Give every entry again, word for word.

─── STORED RECORDS ───

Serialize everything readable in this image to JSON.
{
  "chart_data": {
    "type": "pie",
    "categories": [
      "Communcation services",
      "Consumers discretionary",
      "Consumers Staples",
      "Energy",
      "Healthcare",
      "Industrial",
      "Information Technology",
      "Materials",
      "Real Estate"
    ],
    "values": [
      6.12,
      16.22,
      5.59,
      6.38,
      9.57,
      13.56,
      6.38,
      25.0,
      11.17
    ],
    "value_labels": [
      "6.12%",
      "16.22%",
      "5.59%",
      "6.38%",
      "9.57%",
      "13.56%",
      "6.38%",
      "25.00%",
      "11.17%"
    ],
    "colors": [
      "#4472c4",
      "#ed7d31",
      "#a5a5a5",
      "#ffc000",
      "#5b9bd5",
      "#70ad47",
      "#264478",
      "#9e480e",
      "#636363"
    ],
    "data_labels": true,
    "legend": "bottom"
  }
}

───

» **TASK RESULT**:
Serialize everything readable in this image to JSON.
{
  "chart_data": {
    "type": "pie",
    "categories": [
      "Communcation services",
      "Consumers discretionary",
      "Consumers Staples",
      "Energy",
      "Healthcare",
      "Industrial",
      "Information Technology",
      "Materials",
      "Real Estate"
    ],
    "values": [
      6.12,
      16.22,
      5.59,
      6.38,
      9.57,
      13.56,
      6.38,
      25.0,
      11.17
    ],
    "value_labels": [
      "6.12%",
      "16.22%",
      "5.59%",
      "6.38%",
      "9.57%",
      "13.56%",
      "6.38%",
      "25.00%",
      "11.17%"
    ],
    "colors": [
      "#4472c4",
      "#ed7d31",
      "#a5a5a5",
      "#ffc000",
      "#5b9bd5",
      "#70ad47",
      "#264478",
      "#9e480e",
      "#636363"
    ],
    "data_labels": true,
    "legend": "bottom"
  }
}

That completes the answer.